Collection entries -
+---+

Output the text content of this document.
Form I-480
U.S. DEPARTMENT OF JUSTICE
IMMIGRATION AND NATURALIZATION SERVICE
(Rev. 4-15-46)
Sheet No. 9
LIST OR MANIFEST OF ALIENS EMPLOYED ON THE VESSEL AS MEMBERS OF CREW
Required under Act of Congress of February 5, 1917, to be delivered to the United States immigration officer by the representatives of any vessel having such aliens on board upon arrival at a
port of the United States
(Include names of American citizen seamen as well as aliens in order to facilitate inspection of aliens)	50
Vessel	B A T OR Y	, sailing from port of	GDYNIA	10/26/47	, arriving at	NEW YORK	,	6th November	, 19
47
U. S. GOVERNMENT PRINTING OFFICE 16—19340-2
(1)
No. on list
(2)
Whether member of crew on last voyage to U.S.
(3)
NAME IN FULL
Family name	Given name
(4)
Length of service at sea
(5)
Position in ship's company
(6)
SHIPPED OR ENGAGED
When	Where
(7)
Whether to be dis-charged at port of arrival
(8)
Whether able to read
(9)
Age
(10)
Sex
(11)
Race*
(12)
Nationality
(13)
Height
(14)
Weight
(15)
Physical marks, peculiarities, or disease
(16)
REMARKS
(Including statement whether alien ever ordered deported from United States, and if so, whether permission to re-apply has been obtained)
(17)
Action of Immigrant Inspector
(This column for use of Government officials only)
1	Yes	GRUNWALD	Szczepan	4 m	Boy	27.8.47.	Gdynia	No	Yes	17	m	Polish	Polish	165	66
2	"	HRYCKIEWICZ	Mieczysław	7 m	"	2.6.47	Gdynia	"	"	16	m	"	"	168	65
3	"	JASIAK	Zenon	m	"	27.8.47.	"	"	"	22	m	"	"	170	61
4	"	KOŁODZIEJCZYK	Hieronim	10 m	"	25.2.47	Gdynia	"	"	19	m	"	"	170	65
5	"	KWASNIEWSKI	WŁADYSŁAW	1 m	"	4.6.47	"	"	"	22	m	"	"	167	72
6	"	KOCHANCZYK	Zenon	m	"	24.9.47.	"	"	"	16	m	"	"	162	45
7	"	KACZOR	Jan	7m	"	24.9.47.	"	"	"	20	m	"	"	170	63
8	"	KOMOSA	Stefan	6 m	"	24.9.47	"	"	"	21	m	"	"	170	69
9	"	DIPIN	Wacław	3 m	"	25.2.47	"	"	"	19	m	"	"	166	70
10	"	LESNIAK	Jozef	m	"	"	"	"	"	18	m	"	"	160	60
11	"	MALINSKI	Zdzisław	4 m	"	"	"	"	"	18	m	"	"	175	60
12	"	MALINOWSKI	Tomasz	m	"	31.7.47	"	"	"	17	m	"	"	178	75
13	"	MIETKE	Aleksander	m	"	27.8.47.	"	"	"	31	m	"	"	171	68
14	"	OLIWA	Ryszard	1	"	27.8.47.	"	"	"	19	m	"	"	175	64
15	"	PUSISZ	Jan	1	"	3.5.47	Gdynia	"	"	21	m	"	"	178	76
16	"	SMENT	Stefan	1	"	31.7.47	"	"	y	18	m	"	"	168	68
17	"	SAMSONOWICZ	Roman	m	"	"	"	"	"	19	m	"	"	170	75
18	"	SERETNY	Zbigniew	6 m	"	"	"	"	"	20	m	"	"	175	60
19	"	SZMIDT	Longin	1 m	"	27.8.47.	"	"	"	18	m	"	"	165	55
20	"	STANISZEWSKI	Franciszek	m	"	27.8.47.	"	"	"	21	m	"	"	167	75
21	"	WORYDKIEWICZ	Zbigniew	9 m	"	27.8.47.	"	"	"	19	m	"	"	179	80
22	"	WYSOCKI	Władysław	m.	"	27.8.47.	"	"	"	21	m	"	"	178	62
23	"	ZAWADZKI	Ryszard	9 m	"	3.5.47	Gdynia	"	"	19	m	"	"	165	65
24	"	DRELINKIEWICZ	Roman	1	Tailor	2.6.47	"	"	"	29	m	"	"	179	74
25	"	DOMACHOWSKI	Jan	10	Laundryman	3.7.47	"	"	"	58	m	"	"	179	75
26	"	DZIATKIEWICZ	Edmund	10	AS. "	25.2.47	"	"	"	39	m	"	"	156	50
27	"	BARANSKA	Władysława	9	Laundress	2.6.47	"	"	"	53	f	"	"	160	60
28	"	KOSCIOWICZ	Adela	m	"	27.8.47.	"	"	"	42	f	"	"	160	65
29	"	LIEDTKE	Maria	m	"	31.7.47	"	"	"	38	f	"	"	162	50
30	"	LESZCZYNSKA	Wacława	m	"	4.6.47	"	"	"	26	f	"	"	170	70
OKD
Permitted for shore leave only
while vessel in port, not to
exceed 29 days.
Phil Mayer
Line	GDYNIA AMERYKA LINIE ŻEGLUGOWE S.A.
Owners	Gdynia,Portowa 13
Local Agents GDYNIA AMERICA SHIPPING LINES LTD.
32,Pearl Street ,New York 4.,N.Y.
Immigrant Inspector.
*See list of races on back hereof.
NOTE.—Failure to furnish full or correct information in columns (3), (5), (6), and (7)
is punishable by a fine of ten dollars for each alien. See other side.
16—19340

+---+

Print all of the entries exactly as they are written.

Final result -
Output the text content of this document.
Form I-480
U.S. DEPARTMENT OF JUSTICE
IMMIGRATION AND NATURALIZATION SERVICE
(Rev. 4-15-46)
Sheet No. 9
LIST OR MANIFEST OF ALIENS EMPLOYED ON THE VESSEL AS MEMBERS OF CREW
Required under Act of Congress of February 5, 1917, to be delivered to the United States immigration officer by the representatives of any vessel having such aliens on board upon arrival at a
port of the United States
(Include names of American citizen seamen as well as aliens in order to facilitate inspection of aliens)	50
Vessel	B A T OR Y	, sailing from port of	GDYNIA	10/26/47	, arriving at	NEW YORK	,	6th November	, 19
47
U. S. GOVERNMENT PRINTING OFFICE 16—19340-2
(1)
No. on list
(2)
Whether member of crew on last voyage to U.S.
(3)
NAME IN FULL
Family name	Given name
(4)
Length of service at sea
(5)
Position in ship's company
(6)
SHIPPED OR ENGAGED
When	Where
(7)
Whether to be dis-charged at port of arrival
(8)
Whether able to read
(9)
Age
(10)
Sex
(11)
Race*
(12)
Nationality
(13)
Height
(14)
Weight
(15)
Physical marks, peculiarities, or disease
(16)
REMARKS
(Including statement whether alien ever ordered deported from United States, and if so, whether permission to re-apply has been obtained)
(17)
Action of Immigrant Inspector
(This column for use of Government officials only)
1	Yes	GRUNWALD	Szczepan	4 m	Boy	27.8.47.	Gdynia	No	Yes	17	m	Polish	Polish	165	66
2	"	HRYCKIEWICZ	Mieczysław	7 m	"	2.6.47	Gdynia	"	"	16	m	"	"	168	65
3	"	JASIAK	Zenon	m	"	27.8.47.	"	"	"	22	m	"	"	170	61
4	"	KOŁODZIEJCZYK	Hieronim	10 m	"	25.2.47	Gdynia	"	"	19	m	"	"	170	65
5	"	KWASNIEWSKI	WŁADYSŁAW	1 m	"	4.6.47	"	"	"	22	m	"	"	167	72
6	"	KOCHANCZYK	Zenon	m	"	24.9.47.	"	"	"	16	m	"	"	162	45
7	"	KACZOR	Jan	7m	"	24.9.47.	"	"	"	20	m	"	"	170	63
8	"	KOMOSA	Stefan	6 m	"	24.9.47	"	"	"	21	m	"	"	170	69
9	"	DIPIN	Wacław	3 m	"	25.2.47	"	"	"	19	m	"	"	166	70
10	"	LESNIAK	Jozef	m	"	"	"	"	"	18	m	"	"	160	60
11	"	MALINSKI	Zdzisław	4 m	"	"	"	"	"	18	m	"	"	175	60
12	"	MALINOWSKI	Tomasz	m	"	31.7.47	"	"	"	17	m	"	"	178	75
13	"	MIETKE	Aleksander	m	"	27.8.47.	"	"	"	31	m	"	"	171	68
14	"	OLIWA	Ryszard	1	"	27.8.47.	"	"	"	19	m	"	"	175	64
15	"	PUSISZ	Jan	1	"	3.5.47	Gdynia	"	"	21	m	"	"	178	76
16	"	SMENT	Stefan	1	"	31.7.47	"	"	y	18	m	"	"	168	68
17	"	SAMSONOWICZ	Roman	m	"	"	"	"	"	19	m	"	"	170	75
18	"	SERETNY	Zbigniew	6 m	"	"	"	"	"	20	m	"	"	175	60
19	"	SZMIDT	Longin	1 m	"	27.8.47.	"	"	"	18	m	"	"	165	55
20	"	STANISZEWSKI	Franciszek	m	"	27.8.47.	"	"	"	21	m	"	"	167	75
21	"	WORYDKIEWICZ	Zbigniew	9 m	"	27.8.47.	"	"	"	19	m	"	"	179	80
22	"	WYSOCKI	Władysław	m.	"	27.8.47.	"	"	"	21	m	"	"	178	62
23	"	ZAWADZKI	Ryszard	9 m	"	3.5.47	Gdynia	"	"	19	m	"	"	165	65
24	"	DRELINKIEWICZ	Roman	1	Tailor	2.6.47	"	"	"	29	m	"	"	179	74
25	"	DOMACHOWSKI	Jan	10	Laundryman	3.7.47	"	"	"	58	m	"	"	179	75
26	"	DZIATKIEWICZ	Edmund	10	AS. "	25.2.47	"	"	"	39	m	"	"	156	50
27	"	BARANSKA	Władysława	9	Laundress	2.6.47	"	"	"	53	f	"	"	160	60
28	"	KOSCIOWICZ	Adela	m	"	27.8.47.	"	"	"	42	f	"	"	160	65
29	"	LIEDTKE	Maria	m	"	31.7.47	"	"	"	38	f	"	"	162	50
30	"	LESZCZYNSKA	Wacława	m	"	4.6.47	"	"	"	26	f	"	"	170	70
OKD
Permitted for shore leave only
while vessel in port, not to
exceed 29 days.
Phil Mayer
Line	GDYNIA AMERYKA LINIE ŻEGLUGOWE S.A.
Owners	Gdynia,Portowa 13
Local Agents GDYNIA AMERICA SHIPPING LINES LTD.
32,Pearl Street ,New York 4.,N.Y.
Immigrant Inspector.
*See list of races on back hereof.
NOTE.—Failure to furnish full or correct information in columns (3), (5), (6), and (7)
is punishable by a fine of ten dollars for each alien. See other side.
16—19340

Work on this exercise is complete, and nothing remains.